> [THE EXERCISE]:
Reproduce all the material exactly, minus any pictures it holds.

> [GIVEN DATA]:
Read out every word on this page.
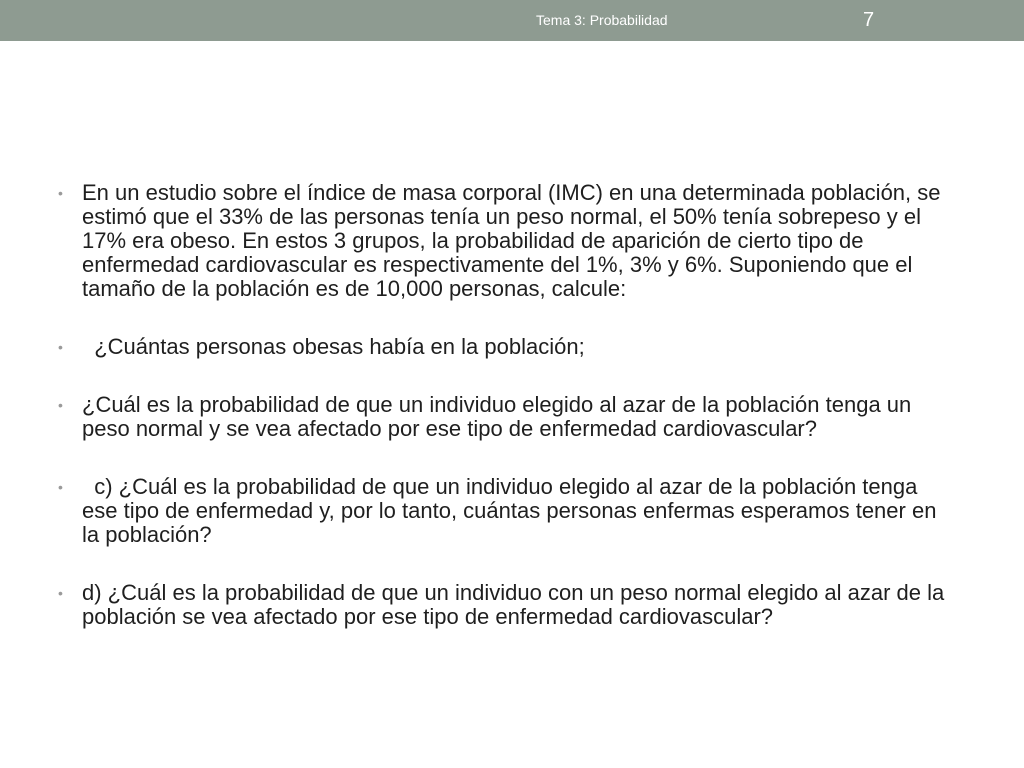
Tema 3: Probabilidad	7
• En un estudio sobre el índice de masa corporal (IMC) en una determinada población, se estimó que el 33% de las personas tenía un peso normal, el 50% tenía sobrepeso y el 17% era obeso. En estos 3 grupos, la probabilidad de aparición de cierto tipo de enfermedad cardiovascular es respectivamente del 1%, 3% y 6%. Suponiendo que el tamaño de la población es de 10,000 personas, calcule:
• ¿Cuántas personas obesas había en la población;
• ¿Cuál es la probabilidad de que un individuo elegido al azar de la población tenga un peso normal y se vea afectado por ese tipo de enfermedad cardiovascular?
• c) ¿Cuál es la probabilidad de que un individuo elegido al azar de la población tenga ese tipo de enfermedad y, por lo tanto, cuántas personas enfermas esperamos tener en la población?
• d) ¿Cuál es la probabilidad de que un individuo con un peso normal elegido al azar de la población se vea afectado por ese tipo de enfermedad cardiovascular?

> [RESULT OF THE EXERCISE]:
Read out every word on this page.
Tema 3: Probabilidad	7
• En un estudio sobre el índice de masa corporal (IMC) en una determinada población, se estimó que el 33% de las personas tenía un peso normal, el 50% tenía sobrepeso y el 17% era obeso. En estos 3 grupos, la probabilidad de aparición de cierto tipo de enfermedad cardiovascular es respectivamente del 1%, 3% y 6%. Suponiendo que el tamaño de la población es de 10,000 personas, calcule:
• ¿Cuántas personas obesas había en la población;
• ¿Cuál es la probabilidad de que un individuo elegido al azar de la población tenga un peso normal y se vea afectado por ese tipo de enfermedad cardiovascular?
• c) ¿Cuál es la probabilidad de que un individuo elegido al azar de la población tenga ese tipo de enfermedad y, por lo tanto, cuántas personas enfermas esperamos tener en la población?
• d) ¿Cuál es la probabilidad de que un individuo con un peso normal elegido al azar de la población se vea afectado por ese tipo de enfermedad cardiovascular?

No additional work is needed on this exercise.